(Items from a figure collection)

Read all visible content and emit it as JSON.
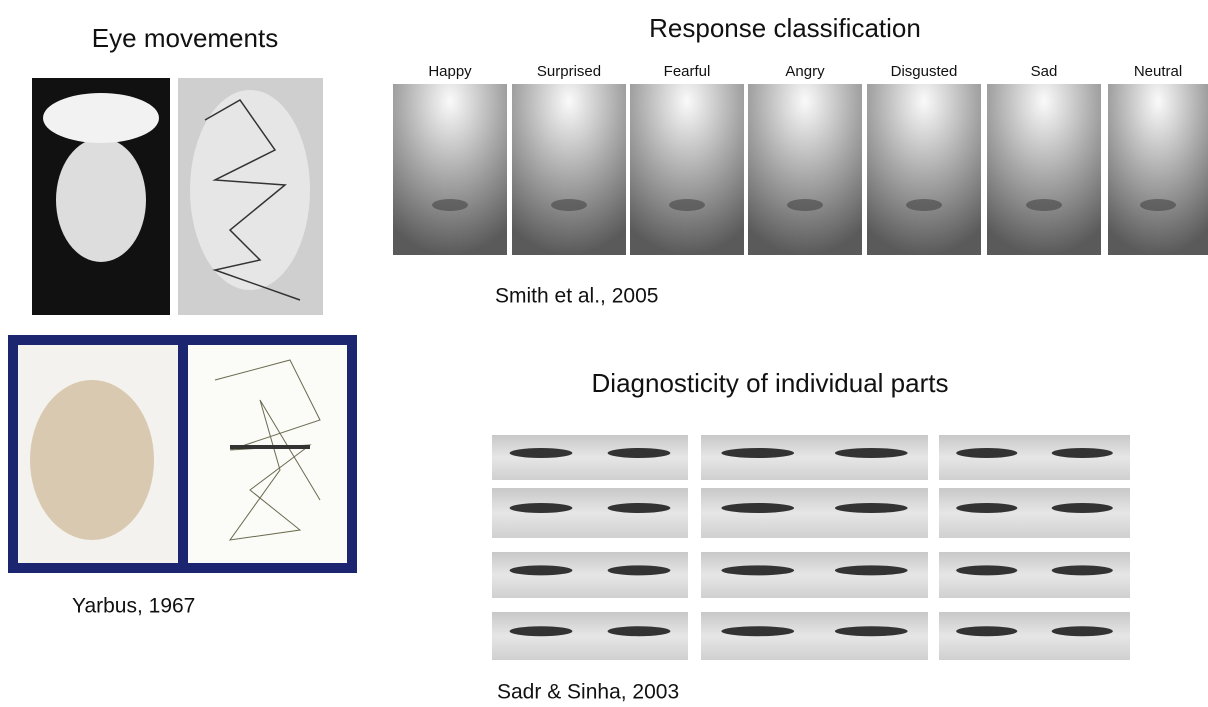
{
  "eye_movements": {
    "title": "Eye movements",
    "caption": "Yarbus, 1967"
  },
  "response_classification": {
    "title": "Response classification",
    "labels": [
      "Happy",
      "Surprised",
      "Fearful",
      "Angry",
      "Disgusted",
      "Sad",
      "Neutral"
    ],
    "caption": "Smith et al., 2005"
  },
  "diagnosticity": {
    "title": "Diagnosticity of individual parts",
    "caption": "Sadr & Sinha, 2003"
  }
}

# Exercise:
Please set down each line of the data above exactly as written, without the pictures.

# Answer below:
Read all visible content and emit it as JSON.
{
  "eye_movements": {
    "title": "Eye movements",
    "caption": "Yarbus, 1967"
  },
  "response_classification": {
    "title": "Response classification",
    "labels": [
      "Happy",
      "Surprised",
      "Fearful",
      "Angry",
      "Disgusted",
      "Sad",
      "Neutral"
    ],
    "caption": "Smith et al., 2005"
  },
  "diagnosticity": {
    "title": "Diagnosticity of individual parts",
    "caption": "Sadr & Sinha, 2003"
  }
}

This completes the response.